## start EXCERPTED PASSAGE

Why is it fine for shotgun shells to be made of plastic but polymer casings for rifle cartridges are considered “unreliable” or “bad” ?

561 views

I’ve never fired/handled guns but have some knowledge of guns and their basic mechanisms, and this thought just came across. If you could make cartridges out of polymer/plastic, and they are significantly lighter, wouldn’t you want to switch to them asap? yet there is no adoption. On the other hand shotgun shells have always been plastic but it’s not problematic in any way? why is this the case?

In: 24

15 Answers

Anonymous 0 Comments

[removed]

Anonymous 0 Comments

A 12 gauge shells operate at about 11-14 thousand psi. The 5.56mm NATO operate at 62 thousand PSI.

But your assumption is partially wrong to begin with. See the part of the shotgun shell where the power explode is actually made of brass, the same material as a rifle casing. Different shotgun shells will have a different length of brass (low vs high brass) that depend on how much powder the shell will be loaded with.

## end EXCERPTED PASSAGE
## start DATA SHOWN

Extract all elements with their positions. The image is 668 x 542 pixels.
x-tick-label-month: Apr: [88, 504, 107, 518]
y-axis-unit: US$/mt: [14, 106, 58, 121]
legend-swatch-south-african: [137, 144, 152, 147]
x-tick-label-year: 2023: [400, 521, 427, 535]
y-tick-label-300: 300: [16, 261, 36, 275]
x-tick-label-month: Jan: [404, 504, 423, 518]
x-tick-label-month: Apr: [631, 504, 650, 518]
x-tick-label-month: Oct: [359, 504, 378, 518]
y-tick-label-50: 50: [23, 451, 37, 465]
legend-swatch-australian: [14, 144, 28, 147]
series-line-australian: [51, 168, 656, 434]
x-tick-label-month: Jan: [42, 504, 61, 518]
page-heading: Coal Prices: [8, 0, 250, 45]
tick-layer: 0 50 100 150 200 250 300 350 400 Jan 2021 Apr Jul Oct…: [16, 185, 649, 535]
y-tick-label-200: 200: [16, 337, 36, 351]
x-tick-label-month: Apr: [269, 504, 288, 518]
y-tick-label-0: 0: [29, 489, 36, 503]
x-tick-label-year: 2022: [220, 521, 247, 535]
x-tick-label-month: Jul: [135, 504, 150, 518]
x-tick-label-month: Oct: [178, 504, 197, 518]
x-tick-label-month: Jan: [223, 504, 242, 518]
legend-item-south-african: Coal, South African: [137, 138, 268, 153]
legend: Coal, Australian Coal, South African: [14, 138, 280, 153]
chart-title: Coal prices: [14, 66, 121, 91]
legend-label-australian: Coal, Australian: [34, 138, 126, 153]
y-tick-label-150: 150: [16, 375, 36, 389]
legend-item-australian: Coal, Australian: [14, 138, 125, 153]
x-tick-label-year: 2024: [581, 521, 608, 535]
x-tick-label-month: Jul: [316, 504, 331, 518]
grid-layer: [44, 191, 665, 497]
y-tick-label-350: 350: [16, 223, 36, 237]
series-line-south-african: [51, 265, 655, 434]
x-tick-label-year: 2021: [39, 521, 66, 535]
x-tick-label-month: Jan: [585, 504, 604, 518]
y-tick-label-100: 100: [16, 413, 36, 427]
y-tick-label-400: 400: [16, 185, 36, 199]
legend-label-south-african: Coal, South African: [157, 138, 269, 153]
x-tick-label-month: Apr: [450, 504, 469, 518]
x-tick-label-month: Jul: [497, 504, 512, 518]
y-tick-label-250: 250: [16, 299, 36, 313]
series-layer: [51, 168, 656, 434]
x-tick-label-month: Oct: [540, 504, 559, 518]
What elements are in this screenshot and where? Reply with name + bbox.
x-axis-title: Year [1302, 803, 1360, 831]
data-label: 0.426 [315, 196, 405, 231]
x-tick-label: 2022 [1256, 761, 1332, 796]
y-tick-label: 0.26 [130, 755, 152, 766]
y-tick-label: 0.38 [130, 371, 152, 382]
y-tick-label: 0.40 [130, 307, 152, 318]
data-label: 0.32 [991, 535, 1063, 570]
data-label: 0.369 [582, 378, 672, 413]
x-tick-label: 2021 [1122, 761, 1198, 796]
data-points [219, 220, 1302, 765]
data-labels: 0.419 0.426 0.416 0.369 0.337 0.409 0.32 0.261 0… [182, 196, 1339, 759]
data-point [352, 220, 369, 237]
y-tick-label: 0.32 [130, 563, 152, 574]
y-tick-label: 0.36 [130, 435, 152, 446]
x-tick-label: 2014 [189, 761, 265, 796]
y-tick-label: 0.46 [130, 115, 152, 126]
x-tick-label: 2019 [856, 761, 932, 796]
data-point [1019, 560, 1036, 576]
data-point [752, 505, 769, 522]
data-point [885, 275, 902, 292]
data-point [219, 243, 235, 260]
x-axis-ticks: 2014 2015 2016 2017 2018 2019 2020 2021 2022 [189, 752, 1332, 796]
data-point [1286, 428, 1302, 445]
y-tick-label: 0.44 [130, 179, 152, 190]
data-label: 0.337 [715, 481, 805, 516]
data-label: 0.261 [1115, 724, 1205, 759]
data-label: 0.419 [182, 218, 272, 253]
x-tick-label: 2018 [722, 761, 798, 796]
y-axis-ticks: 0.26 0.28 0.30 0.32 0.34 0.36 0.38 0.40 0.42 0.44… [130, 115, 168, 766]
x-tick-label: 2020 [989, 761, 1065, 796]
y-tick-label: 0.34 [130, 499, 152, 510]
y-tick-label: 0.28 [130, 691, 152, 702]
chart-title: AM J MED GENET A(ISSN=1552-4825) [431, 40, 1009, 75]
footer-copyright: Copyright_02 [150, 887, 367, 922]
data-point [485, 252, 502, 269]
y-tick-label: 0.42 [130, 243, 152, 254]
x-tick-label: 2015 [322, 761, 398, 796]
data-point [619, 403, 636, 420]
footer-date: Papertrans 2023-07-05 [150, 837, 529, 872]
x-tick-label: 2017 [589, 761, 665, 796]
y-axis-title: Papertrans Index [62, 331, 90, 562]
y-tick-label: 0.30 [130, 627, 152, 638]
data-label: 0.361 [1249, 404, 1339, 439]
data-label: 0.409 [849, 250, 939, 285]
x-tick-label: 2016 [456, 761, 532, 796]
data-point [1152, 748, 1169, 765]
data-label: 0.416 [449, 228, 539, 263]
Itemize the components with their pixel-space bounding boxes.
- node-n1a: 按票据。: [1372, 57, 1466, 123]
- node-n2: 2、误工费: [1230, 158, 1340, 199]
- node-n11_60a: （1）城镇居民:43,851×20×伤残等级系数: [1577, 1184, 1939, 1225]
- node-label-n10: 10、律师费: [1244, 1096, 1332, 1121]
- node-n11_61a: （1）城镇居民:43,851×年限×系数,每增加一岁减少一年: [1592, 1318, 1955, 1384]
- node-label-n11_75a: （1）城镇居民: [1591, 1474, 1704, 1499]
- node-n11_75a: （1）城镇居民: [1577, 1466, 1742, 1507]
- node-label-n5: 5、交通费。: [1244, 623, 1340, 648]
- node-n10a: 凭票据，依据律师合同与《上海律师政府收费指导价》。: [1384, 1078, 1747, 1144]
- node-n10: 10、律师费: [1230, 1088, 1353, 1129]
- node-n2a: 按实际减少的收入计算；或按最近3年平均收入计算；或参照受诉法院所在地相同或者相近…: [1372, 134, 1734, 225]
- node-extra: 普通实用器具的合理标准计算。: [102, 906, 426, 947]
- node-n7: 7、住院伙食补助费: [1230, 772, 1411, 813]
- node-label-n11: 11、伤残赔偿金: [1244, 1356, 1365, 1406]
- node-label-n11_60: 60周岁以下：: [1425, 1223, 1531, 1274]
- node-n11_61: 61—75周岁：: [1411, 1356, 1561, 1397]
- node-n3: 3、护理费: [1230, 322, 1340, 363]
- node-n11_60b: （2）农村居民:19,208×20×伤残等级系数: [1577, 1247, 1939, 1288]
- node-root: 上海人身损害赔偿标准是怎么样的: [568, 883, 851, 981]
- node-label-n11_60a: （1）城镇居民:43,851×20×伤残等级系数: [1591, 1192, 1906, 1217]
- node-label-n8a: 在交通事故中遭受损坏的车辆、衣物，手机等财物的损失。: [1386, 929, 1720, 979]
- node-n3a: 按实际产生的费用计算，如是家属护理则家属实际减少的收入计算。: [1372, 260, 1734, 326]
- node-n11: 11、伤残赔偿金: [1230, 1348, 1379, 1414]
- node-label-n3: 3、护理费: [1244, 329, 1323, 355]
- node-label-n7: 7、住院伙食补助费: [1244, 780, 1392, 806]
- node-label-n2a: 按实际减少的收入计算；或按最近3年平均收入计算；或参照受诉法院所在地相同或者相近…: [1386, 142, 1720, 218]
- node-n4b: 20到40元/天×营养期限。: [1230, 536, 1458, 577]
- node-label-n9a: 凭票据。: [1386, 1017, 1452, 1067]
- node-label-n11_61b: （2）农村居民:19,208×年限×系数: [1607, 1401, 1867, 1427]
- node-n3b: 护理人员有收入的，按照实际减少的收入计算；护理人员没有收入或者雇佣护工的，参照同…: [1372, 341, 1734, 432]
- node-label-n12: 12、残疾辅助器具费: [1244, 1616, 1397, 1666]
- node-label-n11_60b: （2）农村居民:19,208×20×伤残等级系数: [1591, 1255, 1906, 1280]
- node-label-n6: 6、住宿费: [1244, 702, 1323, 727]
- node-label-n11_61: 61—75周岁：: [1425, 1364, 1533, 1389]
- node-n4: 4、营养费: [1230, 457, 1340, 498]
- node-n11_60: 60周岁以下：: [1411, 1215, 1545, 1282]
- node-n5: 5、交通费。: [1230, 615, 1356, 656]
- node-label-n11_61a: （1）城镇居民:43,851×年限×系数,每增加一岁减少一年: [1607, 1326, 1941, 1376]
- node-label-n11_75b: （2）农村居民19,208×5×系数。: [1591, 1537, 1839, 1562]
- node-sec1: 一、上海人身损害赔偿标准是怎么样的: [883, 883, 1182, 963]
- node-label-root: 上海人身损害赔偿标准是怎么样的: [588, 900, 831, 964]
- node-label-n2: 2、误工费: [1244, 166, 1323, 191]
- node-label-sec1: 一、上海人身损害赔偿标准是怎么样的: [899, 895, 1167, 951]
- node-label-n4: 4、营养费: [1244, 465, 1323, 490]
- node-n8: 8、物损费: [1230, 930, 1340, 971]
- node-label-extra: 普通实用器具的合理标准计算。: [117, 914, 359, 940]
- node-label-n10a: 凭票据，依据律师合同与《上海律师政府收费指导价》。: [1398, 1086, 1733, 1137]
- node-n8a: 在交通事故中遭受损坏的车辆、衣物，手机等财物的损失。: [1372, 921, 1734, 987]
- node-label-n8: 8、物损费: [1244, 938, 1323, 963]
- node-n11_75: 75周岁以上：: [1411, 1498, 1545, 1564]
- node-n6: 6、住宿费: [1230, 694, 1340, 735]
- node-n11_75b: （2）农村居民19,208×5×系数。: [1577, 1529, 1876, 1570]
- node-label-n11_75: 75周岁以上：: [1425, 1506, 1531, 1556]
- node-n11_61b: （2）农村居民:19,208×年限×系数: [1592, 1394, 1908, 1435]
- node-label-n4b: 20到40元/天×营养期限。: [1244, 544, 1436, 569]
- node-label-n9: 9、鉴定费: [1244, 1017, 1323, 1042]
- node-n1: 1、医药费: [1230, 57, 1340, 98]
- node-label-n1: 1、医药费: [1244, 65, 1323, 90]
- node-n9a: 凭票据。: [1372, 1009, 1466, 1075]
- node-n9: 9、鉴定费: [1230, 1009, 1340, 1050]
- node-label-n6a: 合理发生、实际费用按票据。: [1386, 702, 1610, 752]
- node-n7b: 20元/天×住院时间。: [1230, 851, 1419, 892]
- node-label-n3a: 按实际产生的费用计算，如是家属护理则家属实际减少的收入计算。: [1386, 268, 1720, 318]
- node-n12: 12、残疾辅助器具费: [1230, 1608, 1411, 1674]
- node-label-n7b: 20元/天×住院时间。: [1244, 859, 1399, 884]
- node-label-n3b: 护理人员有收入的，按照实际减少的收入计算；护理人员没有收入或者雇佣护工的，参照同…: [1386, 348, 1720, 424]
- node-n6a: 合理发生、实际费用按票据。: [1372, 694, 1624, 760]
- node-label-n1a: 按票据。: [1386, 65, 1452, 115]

## end DATA SHOWN

■ TASK A ■
Print, word for word, the part of the shotgun shell and polymer casing discussion that begins with the words containing "But your assumption" and ends with "be loaded with.".
■ TASK B ■
Return the layout region entries verbatim, starting at the very first entry line and ending with the line that contains "y-tick-label: 0.38 [130, 371, 152, 382]", including both.

■ RIGHT ANSWER A ■
But your assumption is partially wrong to begin with. See the part of the shotgun shell where the power explode is actually made of brass, the same material as a rifle casing. Different shotgun shells will have a different length of brass (low vs high brass) that depend on how much powder the shell will be loaded with.

■ RIGHT ANSWER B ■
Extract all elements with their positions. The image is 668 x 542 pixels.
x-tick-label-month: Apr: [88, 504, 107, 518]
y-axis-unit: US$/mt: [14, 106, 58, 121]
legend-swatch-south-african: [137, 144, 152, 147]
x-tick-label-year: 2023: [400, 521, 427, 535]
y-tick-label-300: 300: [16, 261, 36, 275]
x-tick-label-month: Jan: [404, 504, 423, 518]
x-tick-label-month: Apr: [631, 504, 650, 518]
x-tick-label-month: Oct: [359, 504, 378, 518]
y-tick-label-50: 50: [23, 451, 37, 465]
legend-swatch-australian: [14, 144, 28, 147]
series-line-australian: [51, 168, 656, 434]
x-tick-label-month: Jan: [42, 504, 61, 518]
page-heading: Coal Prices: [8, 0, 250, 45]
tick-layer: 0 50 100 150 200 250 300 350 400 Jan 2021 Apr Jul Oct…: [16, 185, 649, 535]
y-tick-label-200: 200: [16, 337, 36, 351]
x-tick-label-month: Apr: [269, 504, 288, 518]
y-tick-label-0: 0: [29, 489, 36, 503]
x-tick-label-year: 2022: [220, 521, 247, 535]
x-tick-label-month: Jul: [135, 504, 150, 518]
x-tick-label-month: Oct: [178, 504, 197, 518]
x-tick-label-month: Jan: [223, 504, 242, 518]
legend-item-south-african: Coal, South African: [137, 138, 268, 153]
legend: Coal, Australian Coal, South African: [14, 138, 280, 153]
chart-title: Coal prices: [14, 66, 121, 91]
legend-label-australian: Coal, Australian: [34, 138, 126, 153]
y-tick-label-150: 150: [16, 375, 36, 389]
legend-item-australian: Coal, Australian: [14, 138, 125, 153]
x-tick-label-year: 2024: [581, 521, 608, 535]
x-tick-label-month: Jul: [316, 504, 331, 518]
grid-layer: [44, 191, 665, 497]
y-tick-label-350: 350: [16, 223, 36, 237]
series-line-south-african: [51, 265, 655, 434]
x-tick-label-year: 2021: [39, 521, 66, 535]
x-tick-label-month: Jan: [585, 504, 604, 518]
y-tick-label-100: 100: [16, 413, 36, 427]
y-tick-label-400: 400: [16, 185, 36, 199]
legend-label-south-african: Coal, South African: [157, 138, 269, 153]
x-tick-label-month: Apr: [450, 504, 469, 518]
x-tick-label-month: Jul: [497, 504, 512, 518]
y-tick-label-250: 250: [16, 299, 36, 313]
series-layer: [51, 168, 656, 434]
x-tick-label-month: Oct: [540, 504, 559, 518]
What elements are in this screenshot and where? Reply with name + bbox.
x-axis-title: Year [1302, 803, 1360, 831]
data-label: 0.426 [315, 196, 405, 231]
x-tick-label: 2022 [1256, 761, 1332, 796]
y-tick-label: 0.26 [130, 755, 152, 766]
y-tick-label: 0.38 [130, 371, 152, 382]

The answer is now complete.